=== Task objective ===
Collect every line of the records below that contains the word "income".

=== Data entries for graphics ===
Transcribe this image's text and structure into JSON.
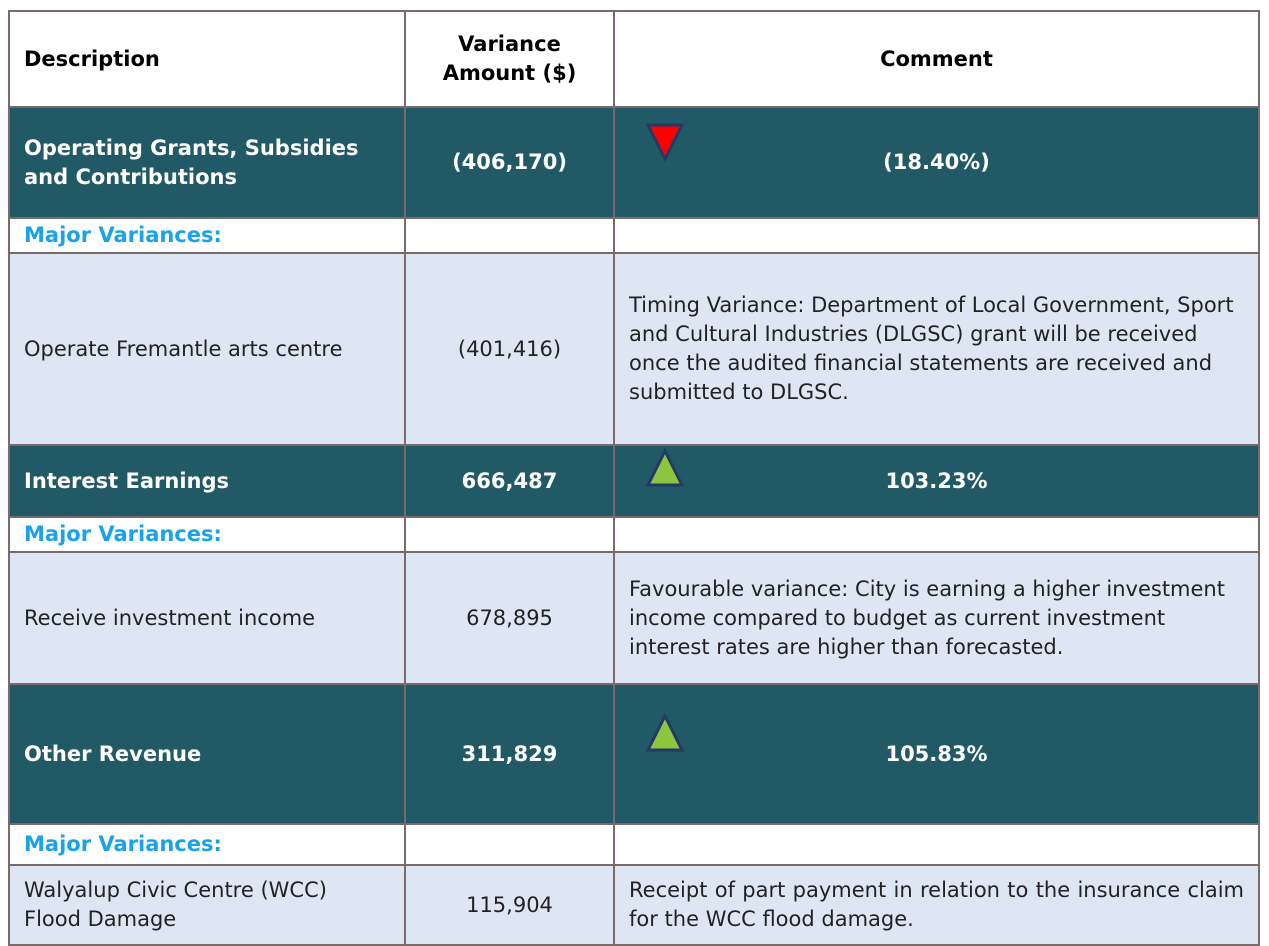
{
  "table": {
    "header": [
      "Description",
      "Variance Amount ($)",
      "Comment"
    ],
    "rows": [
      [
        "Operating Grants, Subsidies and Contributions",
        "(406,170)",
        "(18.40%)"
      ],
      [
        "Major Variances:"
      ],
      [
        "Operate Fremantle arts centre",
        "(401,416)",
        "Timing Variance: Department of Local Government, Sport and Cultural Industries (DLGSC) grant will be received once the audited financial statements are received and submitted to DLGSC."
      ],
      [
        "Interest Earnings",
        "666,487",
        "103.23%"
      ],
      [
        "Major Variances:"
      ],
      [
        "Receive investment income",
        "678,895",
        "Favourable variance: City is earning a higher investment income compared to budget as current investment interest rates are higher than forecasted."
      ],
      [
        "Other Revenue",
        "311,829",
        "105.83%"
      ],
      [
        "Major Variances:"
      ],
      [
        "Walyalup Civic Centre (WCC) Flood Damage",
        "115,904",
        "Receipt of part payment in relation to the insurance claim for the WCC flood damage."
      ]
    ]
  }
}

=== Correct result ===
        "Receive investment income",
        "Favourable variance: City is earning a higher investment income compared to budget as current investment interest rates are higher than forecasted."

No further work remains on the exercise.